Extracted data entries
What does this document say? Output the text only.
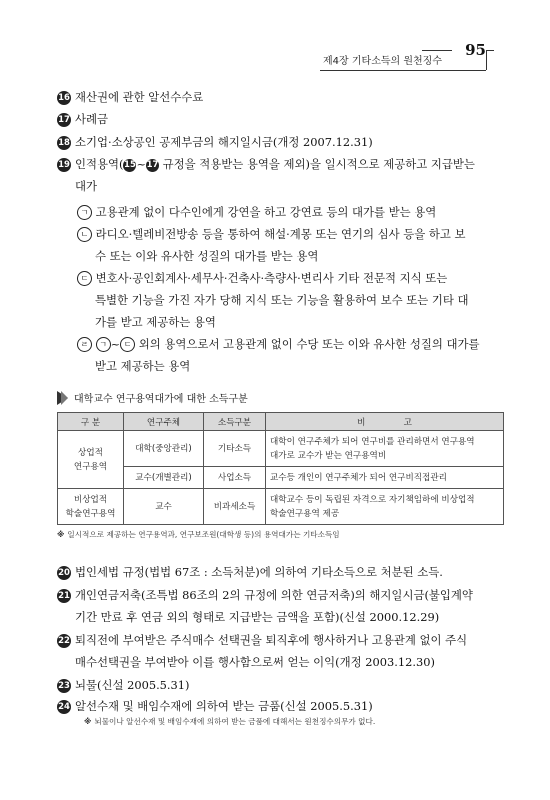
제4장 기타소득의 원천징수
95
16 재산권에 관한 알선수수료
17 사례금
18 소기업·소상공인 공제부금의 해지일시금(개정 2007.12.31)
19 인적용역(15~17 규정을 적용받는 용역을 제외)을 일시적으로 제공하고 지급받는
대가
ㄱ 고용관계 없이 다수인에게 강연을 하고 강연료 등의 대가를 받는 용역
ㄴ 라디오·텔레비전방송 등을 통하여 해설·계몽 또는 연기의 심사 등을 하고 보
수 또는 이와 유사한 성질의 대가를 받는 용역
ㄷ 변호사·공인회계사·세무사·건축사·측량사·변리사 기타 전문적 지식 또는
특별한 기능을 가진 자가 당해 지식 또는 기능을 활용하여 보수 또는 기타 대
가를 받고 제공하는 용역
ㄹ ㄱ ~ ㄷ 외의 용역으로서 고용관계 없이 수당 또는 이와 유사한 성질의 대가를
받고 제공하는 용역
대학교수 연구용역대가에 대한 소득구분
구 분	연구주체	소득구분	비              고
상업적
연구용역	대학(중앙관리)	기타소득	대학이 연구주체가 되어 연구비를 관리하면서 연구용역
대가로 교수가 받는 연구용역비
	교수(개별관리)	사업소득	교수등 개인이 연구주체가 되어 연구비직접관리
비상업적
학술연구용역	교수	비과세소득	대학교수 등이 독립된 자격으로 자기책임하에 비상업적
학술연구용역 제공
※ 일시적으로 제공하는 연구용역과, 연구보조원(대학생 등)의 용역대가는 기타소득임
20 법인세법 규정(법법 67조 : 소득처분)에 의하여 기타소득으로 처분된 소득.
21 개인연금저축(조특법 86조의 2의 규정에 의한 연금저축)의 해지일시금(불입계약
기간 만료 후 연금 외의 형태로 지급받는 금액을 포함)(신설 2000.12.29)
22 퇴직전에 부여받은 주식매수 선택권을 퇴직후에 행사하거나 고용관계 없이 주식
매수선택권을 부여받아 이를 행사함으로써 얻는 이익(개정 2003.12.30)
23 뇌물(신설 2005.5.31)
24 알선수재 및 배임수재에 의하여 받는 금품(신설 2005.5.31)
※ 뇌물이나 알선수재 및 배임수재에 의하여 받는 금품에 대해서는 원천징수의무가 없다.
==
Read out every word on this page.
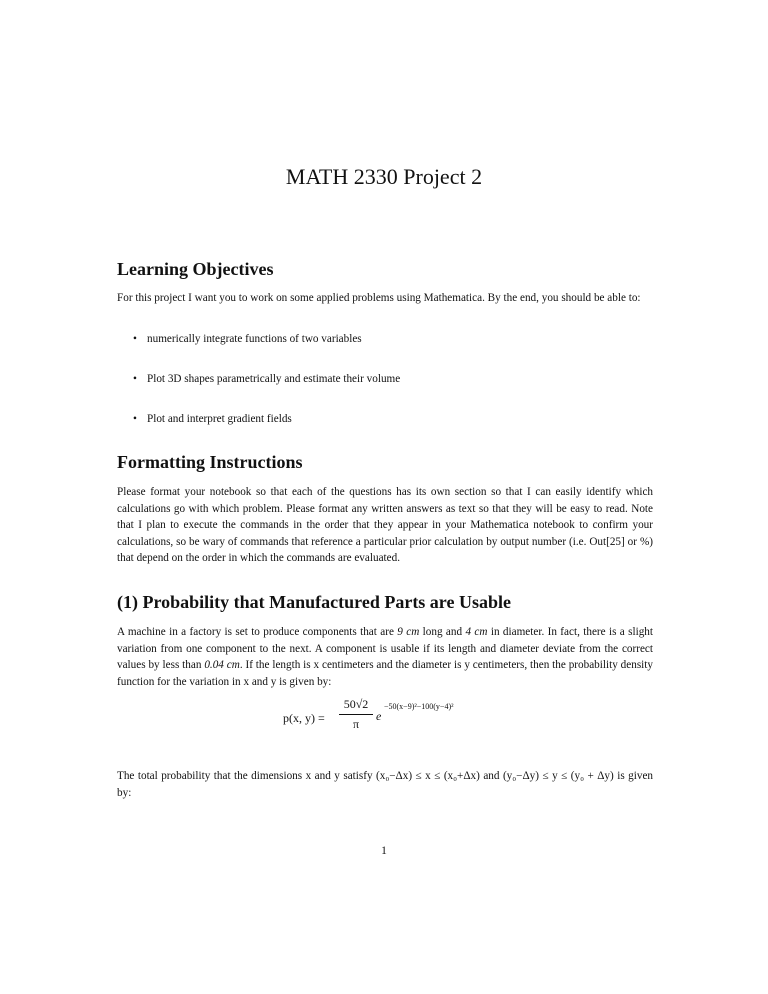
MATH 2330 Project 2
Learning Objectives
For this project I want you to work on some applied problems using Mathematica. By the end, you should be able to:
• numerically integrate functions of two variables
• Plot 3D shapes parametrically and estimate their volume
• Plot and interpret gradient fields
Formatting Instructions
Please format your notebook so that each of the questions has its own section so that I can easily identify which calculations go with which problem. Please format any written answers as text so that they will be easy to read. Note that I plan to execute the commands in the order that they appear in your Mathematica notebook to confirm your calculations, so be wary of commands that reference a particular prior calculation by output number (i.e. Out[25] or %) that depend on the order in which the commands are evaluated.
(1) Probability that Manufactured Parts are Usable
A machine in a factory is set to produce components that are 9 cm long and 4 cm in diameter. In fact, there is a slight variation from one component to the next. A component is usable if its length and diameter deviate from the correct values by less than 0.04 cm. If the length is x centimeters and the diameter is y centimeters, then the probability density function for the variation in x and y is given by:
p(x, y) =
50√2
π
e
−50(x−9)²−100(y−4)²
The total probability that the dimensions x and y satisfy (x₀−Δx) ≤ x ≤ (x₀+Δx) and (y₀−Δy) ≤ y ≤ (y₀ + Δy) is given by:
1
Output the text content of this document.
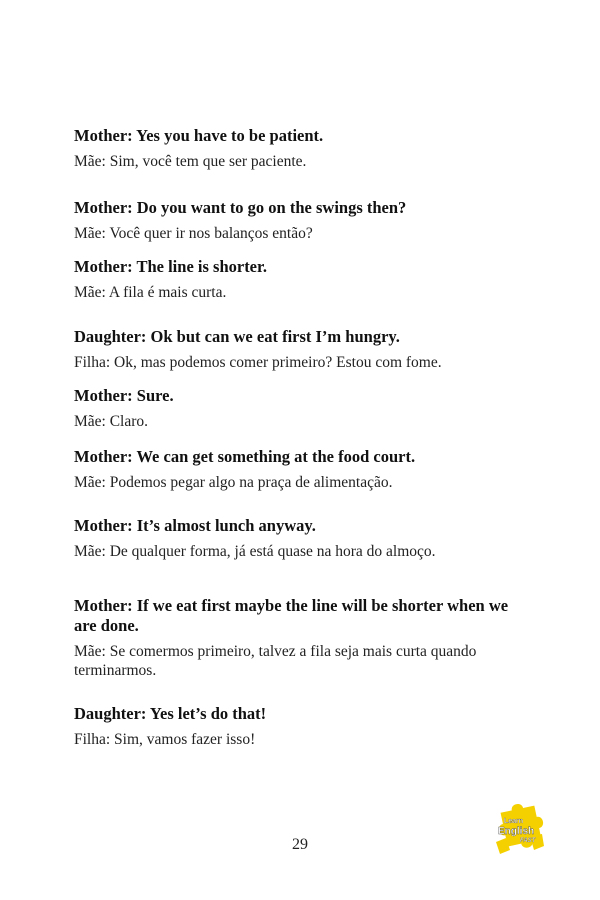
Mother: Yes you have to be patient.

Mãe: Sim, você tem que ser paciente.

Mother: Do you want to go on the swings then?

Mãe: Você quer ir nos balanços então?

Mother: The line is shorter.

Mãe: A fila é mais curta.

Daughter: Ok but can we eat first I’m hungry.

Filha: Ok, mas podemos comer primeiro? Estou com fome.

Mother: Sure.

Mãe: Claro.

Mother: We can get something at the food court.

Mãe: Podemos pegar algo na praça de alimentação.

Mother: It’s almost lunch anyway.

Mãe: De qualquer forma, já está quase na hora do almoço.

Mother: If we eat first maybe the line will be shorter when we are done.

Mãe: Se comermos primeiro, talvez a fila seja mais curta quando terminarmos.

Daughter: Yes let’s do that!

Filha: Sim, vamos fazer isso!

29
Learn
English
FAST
...
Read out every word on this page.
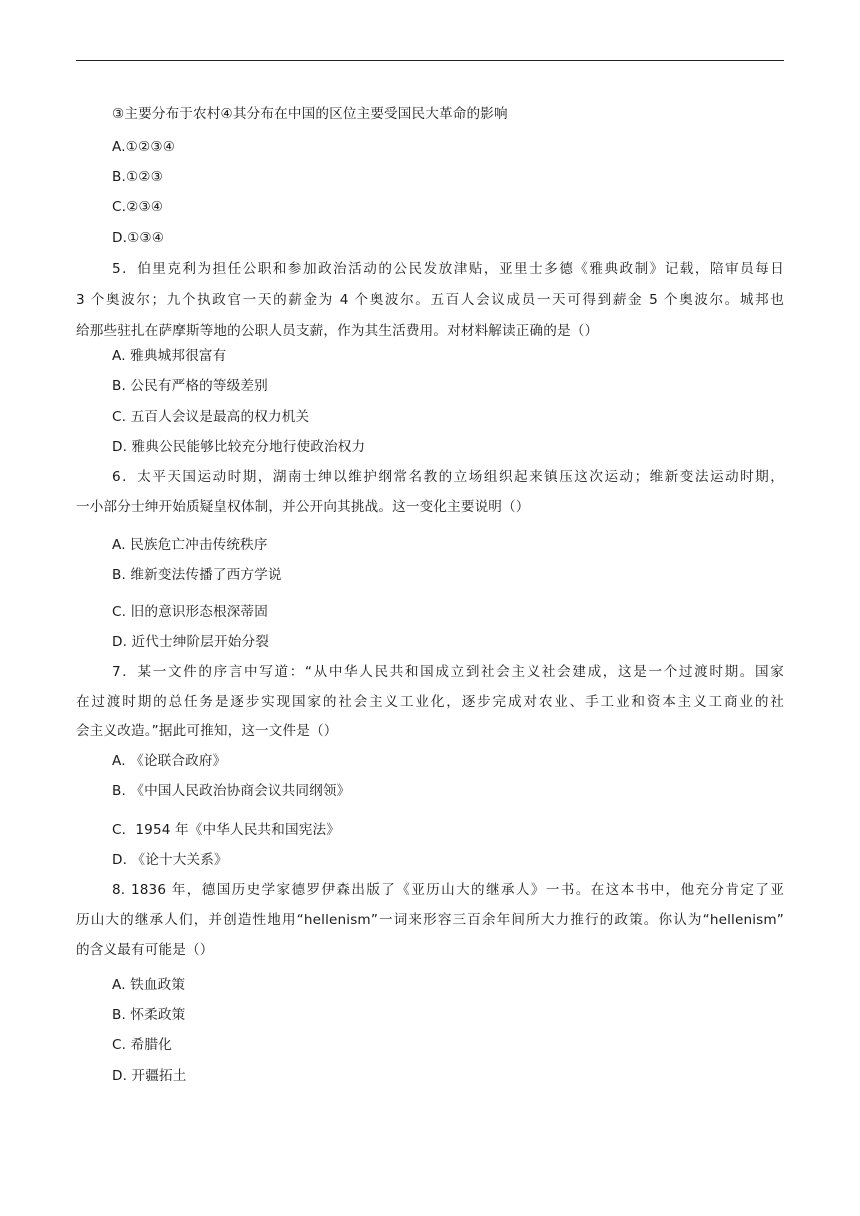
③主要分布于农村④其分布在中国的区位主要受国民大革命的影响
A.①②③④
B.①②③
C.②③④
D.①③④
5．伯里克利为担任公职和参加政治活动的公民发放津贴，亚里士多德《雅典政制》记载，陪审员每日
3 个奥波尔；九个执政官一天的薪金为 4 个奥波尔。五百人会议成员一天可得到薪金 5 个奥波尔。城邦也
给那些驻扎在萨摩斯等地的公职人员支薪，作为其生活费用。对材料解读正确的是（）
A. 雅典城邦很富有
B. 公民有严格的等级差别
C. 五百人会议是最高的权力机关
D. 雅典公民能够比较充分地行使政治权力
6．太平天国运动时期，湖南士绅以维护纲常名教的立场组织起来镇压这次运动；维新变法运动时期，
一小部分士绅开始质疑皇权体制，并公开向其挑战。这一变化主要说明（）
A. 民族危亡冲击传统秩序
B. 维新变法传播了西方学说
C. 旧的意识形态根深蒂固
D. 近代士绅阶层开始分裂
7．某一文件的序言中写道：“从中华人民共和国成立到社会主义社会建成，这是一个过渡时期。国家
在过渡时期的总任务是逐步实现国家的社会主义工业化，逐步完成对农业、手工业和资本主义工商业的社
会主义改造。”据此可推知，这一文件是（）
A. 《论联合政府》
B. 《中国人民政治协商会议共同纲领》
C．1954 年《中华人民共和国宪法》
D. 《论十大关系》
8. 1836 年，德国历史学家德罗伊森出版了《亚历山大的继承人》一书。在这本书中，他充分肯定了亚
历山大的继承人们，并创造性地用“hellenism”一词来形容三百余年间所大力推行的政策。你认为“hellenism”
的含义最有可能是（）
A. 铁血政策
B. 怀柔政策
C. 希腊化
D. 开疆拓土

Your instructions
Return every line from the records above that holds the word "연구주체가".

Completed exercise
연구용역	대학(중앙관리)	기타소득	대학이 연구주체가 되어 연구비를 관리하면서 연구용역
	교수(개별관리)	사업소득	교수등 개인이 연구주체가 되어 연구비직접관리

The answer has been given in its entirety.